SET TASK: Please say how many lines of the listing hold "Size", with no other words in the answer.

EXCERPTED RECORDS:
- - - - - - -

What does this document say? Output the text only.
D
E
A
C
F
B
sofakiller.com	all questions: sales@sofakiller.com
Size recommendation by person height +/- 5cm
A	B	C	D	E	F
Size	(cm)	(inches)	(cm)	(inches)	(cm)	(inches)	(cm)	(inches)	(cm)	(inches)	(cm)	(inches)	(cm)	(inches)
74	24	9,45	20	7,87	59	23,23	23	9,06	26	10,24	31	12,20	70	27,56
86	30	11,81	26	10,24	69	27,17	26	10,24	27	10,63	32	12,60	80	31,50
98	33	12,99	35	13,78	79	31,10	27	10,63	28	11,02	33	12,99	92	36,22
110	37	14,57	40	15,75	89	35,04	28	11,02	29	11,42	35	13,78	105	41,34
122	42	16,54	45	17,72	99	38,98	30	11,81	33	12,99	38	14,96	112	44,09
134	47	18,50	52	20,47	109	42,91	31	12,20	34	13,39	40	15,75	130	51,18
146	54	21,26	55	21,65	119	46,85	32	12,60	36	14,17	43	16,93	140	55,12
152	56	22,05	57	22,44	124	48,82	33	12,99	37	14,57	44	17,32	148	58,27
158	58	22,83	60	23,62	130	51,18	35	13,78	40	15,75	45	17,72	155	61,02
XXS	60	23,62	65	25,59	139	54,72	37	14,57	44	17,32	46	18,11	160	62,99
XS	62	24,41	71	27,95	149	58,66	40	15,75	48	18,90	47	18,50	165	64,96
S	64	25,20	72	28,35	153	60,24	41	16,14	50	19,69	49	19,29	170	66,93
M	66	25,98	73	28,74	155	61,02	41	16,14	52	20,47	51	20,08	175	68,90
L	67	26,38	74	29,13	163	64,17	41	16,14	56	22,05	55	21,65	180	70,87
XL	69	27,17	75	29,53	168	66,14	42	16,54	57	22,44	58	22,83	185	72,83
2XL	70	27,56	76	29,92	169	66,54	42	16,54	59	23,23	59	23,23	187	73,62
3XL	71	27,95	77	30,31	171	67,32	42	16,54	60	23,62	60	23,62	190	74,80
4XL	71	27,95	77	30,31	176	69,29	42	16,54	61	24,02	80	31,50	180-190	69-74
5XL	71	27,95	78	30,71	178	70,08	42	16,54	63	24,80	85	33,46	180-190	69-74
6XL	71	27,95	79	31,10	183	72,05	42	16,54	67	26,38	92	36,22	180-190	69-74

- - - - - - -

WRITTEN REPLY: 2